▶ [Items from a figure collection]
┄┄┄┄┄┄┄┄┄┄┄┄┄┄┄┄┄┄┄┄
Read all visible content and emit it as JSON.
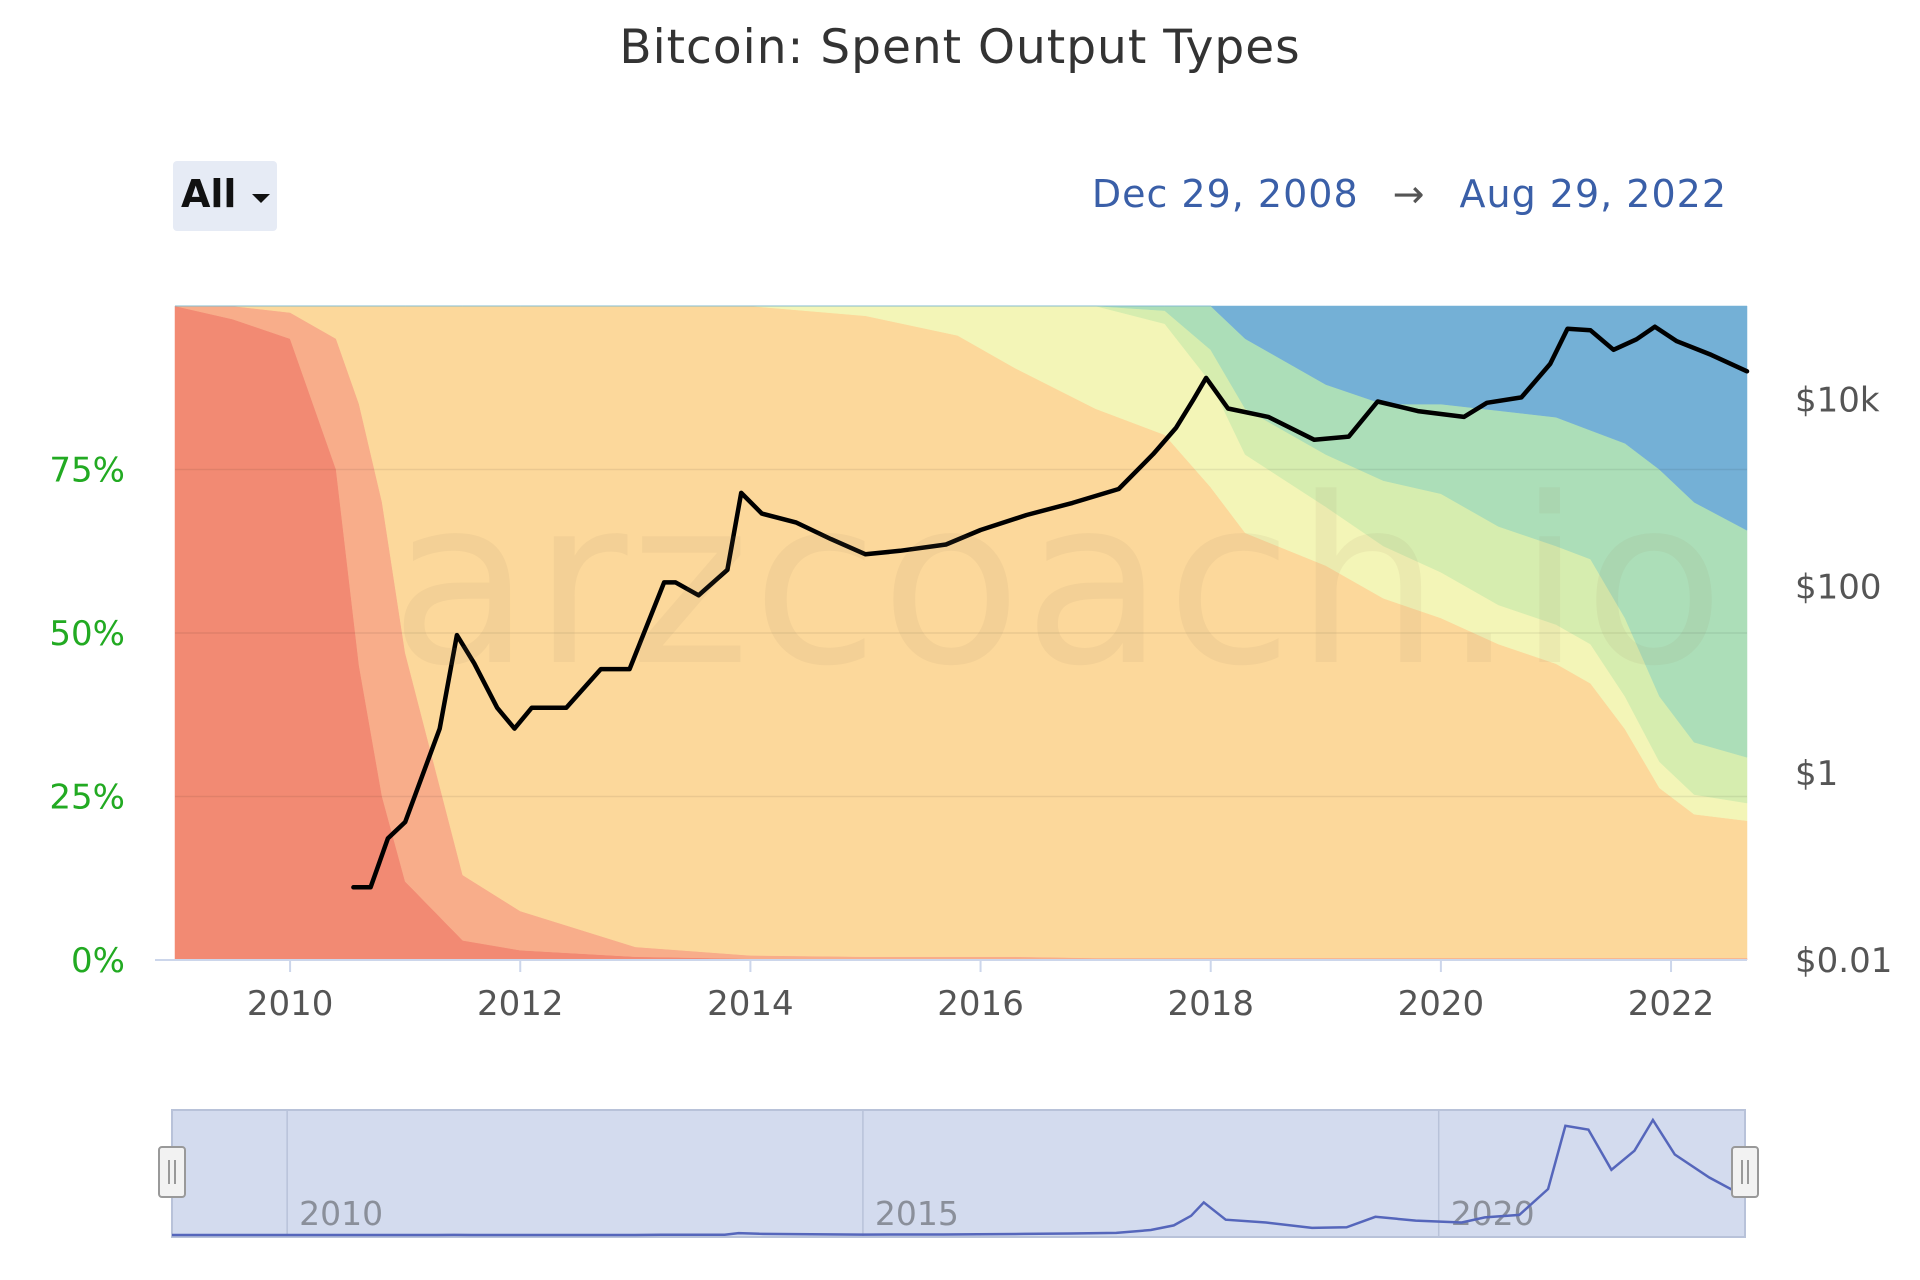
{
  "title": "Bitcoin: Spent Output Types",
  "range_selector": {
    "label": "All"
  },
  "date_range": {
    "from": "Dec 29, 2008",
    "arrow": "→",
    "to": "Aug 29, 2022"
  },
  "watermark": "arzcoach.io",
  "chart_data": {
    "type": "area",
    "stacking": "percent",
    "title": "Bitcoin: Spent Output Types",
    "x_range": [
      2009.0,
      2022.66
    ],
    "x_ticks": [
      "2010",
      "2012",
      "2014",
      "2016",
      "2018",
      "2020",
      "2022"
    ],
    "y_left": {
      "ticks": [
        "0%",
        "25%",
        "50%",
        "75%"
      ],
      "range": [
        0,
        100
      ]
    },
    "y_right": {
      "ticks": [
        "$0.01",
        "$1",
        "$100",
        "$10k"
      ],
      "scale": "log",
      "range": [
        0.01,
        100000
      ]
    },
    "grid": true,
    "legend": "none",
    "series_colors": [
      "#f28a73",
      "#f8ad8a",
      "#fcd89b",
      "#f3f5b7",
      "#d6edaf",
      "#acdeb8",
      "#74b0d6"
    ],
    "x": [
      2009.0,
      2009.5,
      2010.0,
      2010.4,
      2010.6,
      2010.8,
      2011.0,
      2011.5,
      2012.0,
      2013.0,
      2014.0,
      2015.0,
      2015.8,
      2016.3,
      2017.0,
      2017.6,
      2018.0,
      2018.3,
      2019.0,
      2019.5,
      2020.0,
      2020.5,
      2021.0,
      2021.3,
      2021.6,
      2021.9,
      2022.2,
      2022.66
    ],
    "layers": [
      [
        100,
        98,
        95,
        75,
        45,
        25,
        12,
        3,
        1.5,
        0.5,
        0.2,
        0.2,
        0.2,
        0.2,
        0.1,
        0.1,
        0.1,
        0.1,
        0.1,
        0.1,
        0.1,
        0.1,
        0.1,
        0.1,
        0.1,
        0.1,
        0.1,
        0.1
      ],
      [
        0,
        2,
        4,
        20,
        40,
        45,
        35,
        10,
        6,
        1.5,
        0.5,
        0.3,
        0.3,
        0.3,
        0.2,
        0.2,
        0.2,
        0.2,
        0.2,
        0.2,
        0.2,
        0.2,
        0.2,
        0.2,
        0.2,
        0.2,
        0.2,
        0.2
      ],
      [
        0,
        0,
        1,
        5,
        15,
        30,
        53,
        87,
        92.5,
        98,
        99.3,
        98,
        95,
        90,
        84,
        80,
        72,
        65,
        60,
        55,
        52,
        48,
        45,
        42,
        35,
        26,
        22,
        21
      ],
      [
        0,
        0,
        0,
        0,
        0,
        0,
        0,
        0,
        0,
        0,
        0,
        1.5,
        4.5,
        9.5,
        15.7,
        17,
        16,
        12,
        9,
        8,
        7,
        6,
        6,
        6,
        5,
        4,
        3,
        2.7
      ],
      [
        0,
        0,
        0,
        0,
        0,
        0,
        0,
        0,
        0,
        0,
        0,
        0,
        0,
        0,
        0,
        2,
        5,
        7,
        8,
        10,
        12,
        12,
        12,
        13,
        12,
        10,
        8,
        7
      ],
      [
        0,
        0,
        0,
        0,
        0,
        0,
        0,
        0,
        0,
        0,
        0,
        0,
        0,
        0,
        0,
        0.7,
        6.7,
        10.7,
        10.7,
        11.7,
        13.7,
        17.7,
        19.7,
        19.7,
        26.7,
        34.7,
        36.7,
        34.7
      ],
      [
        0,
        0,
        0,
        0,
        0,
        0,
        0,
        0,
        0,
        0,
        0,
        0,
        0,
        0,
        0,
        0,
        0,
        5,
        12,
        15,
        15,
        16,
        17,
        19,
        21,
        25,
        30,
        34.3
      ]
    ],
    "price_series": {
      "name": "",
      "color": "#000000",
      "x": [
        2010.55,
        2010.7,
        2010.85,
        2011.0,
        2011.3,
        2011.45,
        2011.6,
        2011.8,
        2011.95,
        2012.1,
        2012.4,
        2012.7,
        2012.95,
        2013.25,
        2013.35,
        2013.55,
        2013.8,
        2013.92,
        2014.1,
        2014.4,
        2014.7,
        2015.0,
        2015.3,
        2015.7,
        2016.0,
        2016.4,
        2016.8,
        2017.2,
        2017.5,
        2017.7,
        2017.85,
        2017.96,
        2018.15,
        2018.5,
        2018.9,
        2019.2,
        2019.45,
        2019.8,
        2020.2,
        2020.4,
        2020.7,
        2020.95,
        2021.1,
        2021.3,
        2021.5,
        2021.7,
        2021.86,
        2022.05,
        2022.35,
        2022.66
      ],
      "y": [
        0.06,
        0.06,
        0.2,
        0.3,
        3,
        30,
        15,
        5,
        3,
        5,
        5,
        13,
        13,
        110,
        110,
        80,
        150,
        1000,
        600,
        480,
        320,
        220,
        240,
        280,
        400,
        580,
        780,
        1100,
        2600,
        5000,
        10000,
        17000,
        8000,
        6500,
        3700,
        4000,
        9500,
        7500,
        6500,
        9200,
        10500,
        24000,
        57000,
        55000,
        34000,
        44000,
        60000,
        42000,
        30000,
        20000
      ]
    },
    "navigator": {
      "x_ticks": [
        "2010",
        "2015",
        "2020"
      ],
      "range": [
        2009.0,
        2022.66
      ]
    }
  }
}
┄┄┄┄┄┄┄┄┄┄┄┄┄┄┄┄┄┄┄┄
▶ [WHAT YOU WILL DO]
Repeat each entry exactly as given; no pictures belong in the copy.

▶ [EXERCISE RESULT]
Read all visible content and emit it as JSON.
{
  "title": "Bitcoin: Spent Output Types",
  "range_selector": {
    "label": "All"
  },
  "date_range": {
    "from": "Dec 29, 2008",
    "arrow": "→",
    "to": "Aug 29, 2022"
  },
  "watermark": "arzcoach.io",
  "chart_data": {
    "type": "area",
    "stacking": "percent",
    "title": "Bitcoin: Spent Output Types",
    "x_range": [
      2009.0,
      2022.66
    ],
    "x_ticks": [
      "2010",
      "2012",
      "2014",
      "2016",
      "2018",
      "2020",
      "2022"
    ],
    "y_left": {
      "ticks": [
        "0%",
        "25%",
        "50%",
        "75%"
      ],
      "range": [
        0,
        100
      ]
    },
    "y_right": {
      "ticks": [
        "$0.01",
        "$1",
        "$100",
        "$10k"
      ],
      "scale": "log",
      "range": [
        0.01,
        100000
      ]
    },
    "grid": true,
    "legend": "none",
    "series_colors": [
      "#f28a73",
      "#f8ad8a",
      "#fcd89b",
      "#f3f5b7",
      "#d6edaf",
      "#acdeb8",
      "#74b0d6"
    ],
    "x": [
      2009.0,
      2009.5,
      2010.0,
      2010.4,
      2010.6,
      2010.8,
      2011.0,
      2011.5,
      2012.0,
      2013.0,
      2014.0,
      2015.0,
      2015.8,
      2016.3,
      2017.0,
      2017.6,
      2018.0,
      2018.3,
      2019.0,
      2019.5,
      2020.0,
      2020.5,
      2021.0,
      2021.3,
      2021.6,
      2021.9,
      2022.2,
      2022.66
    ],
    "layers": [
      [
        100,
        98,
        95,
        75,
        45,
        25,
        12,
        3,
        1.5,
        0.5,
        0.2,
        0.2,
        0.2,
        0.2,
        0.1,
        0.1,
        0.1,
        0.1,
        0.1,
        0.1,
        0.1,
        0.1,
        0.1,
        0.1,
        0.1,
        0.1,
        0.1,
        0.1
      ],
      [
        0,
        2,
        4,
        20,
        40,
        45,
        35,
        10,
        6,
        1.5,
        0.5,
        0.3,
        0.3,
        0.3,
        0.2,
        0.2,
        0.2,
        0.2,
        0.2,
        0.2,
        0.2,
        0.2,
        0.2,
        0.2,
        0.2,
        0.2,
        0.2,
        0.2
      ],
      [
        0,
        0,
        1,
        5,
        15,
        30,
        53,
        87,
        92.5,
        98,
        99.3,
        98,
        95,
        90,
        84,
        80,
        72,
        65,
        60,
        55,
        52,
        48,
        45,
        42,
        35,
        26,
        22,
        21
      ],
      [
        0,
        0,
        0,
        0,
        0,
        0,
        0,
        0,
        0,
        0,
        0,
        1.5,
        4.5,
        9.5,
        15.7,
        17,
        16,
        12,
        9,
        8,
        7,
        6,
        6,
        6,
        5,
        4,
        3,
        2.7
      ],
      [
        0,
        0,
        0,
        0,
        0,
        0,
        0,
        0,
        0,
        0,
        0,
        0,
        0,
        0,
        0,
        2,
        5,
        7,
        8,
        10,
        12,
        12,
        12,
        13,
        12,
        10,
        8,
        7
      ],
      [
        0,
        0,
        0,
        0,
        0,
        0,
        0,
        0,
        0,
        0,
        0,
        0,
        0,
        0,
        0,
        0.7,
        6.7,
        10.7,
        10.7,
        11.7,
        13.7,
        17.7,
        19.7,
        19.7,
        26.7,
        34.7,
        36.7,
        34.7
      ],
      [
        0,
        0,
        0,
        0,
        0,
        0,
        0,
        0,
        0,
        0,
        0,
        0,
        0,
        0,
        0,
        0,
        0,
        5,
        12,
        15,
        15,
        16,
        17,
        19,
        21,
        25,
        30,
        34.3
      ]
    ],
    "price_series": {
      "name": "",
      "color": "#000000",
      "x": [
        2010.55,
        2010.7,
        2010.85,
        2011.0,
        2011.3,
        2011.45,
        2011.6,
        2011.8,
        2011.95,
        2012.1,
        2012.4,
        2012.7,
        2012.95,
        2013.25,
        2013.35,
        2013.55,
        2013.8,
        2013.92,
        2014.1,
        2014.4,
        2014.7,
        2015.0,
        2015.3,
        2015.7,
        2016.0,
        2016.4,
        2016.8,
        2017.2,
        2017.5,
        2017.7,
        2017.85,
        2017.96,
        2018.15,
        2018.5,
        2018.9,
        2019.2,
        2019.45,
        2019.8,
        2020.2,
        2020.4,
        2020.7,
        2020.95,
        2021.1,
        2021.3,
        2021.5,
        2021.7,
        2021.86,
        2022.05,
        2022.35,
        2022.66
      ],
      "y": [
        0.06,
        0.06,
        0.2,
        0.3,
        3,
        30,
        15,
        5,
        3,
        5,
        5,
        13,
        13,
        110,
        110,
        80,
        150,
        1000,
        600,
        480,
        320,
        220,
        240,
        280,
        400,
        580,
        780,
        1100,
        2600,
        5000,
        10000,
        17000,
        8000,
        6500,
        3700,
        4000,
        9500,
        7500,
        6500,
        9200,
        10500,
        24000,
        57000,
        55000,
        34000,
        44000,
        60000,
        42000,
        30000,
        20000
      ]
    },
    "navigator": {
      "x_ticks": [
        "2010",
        "2015",
        "2020"
      ],
      "range": [
        2009.0,
        2022.66
      ]
    }
  }
}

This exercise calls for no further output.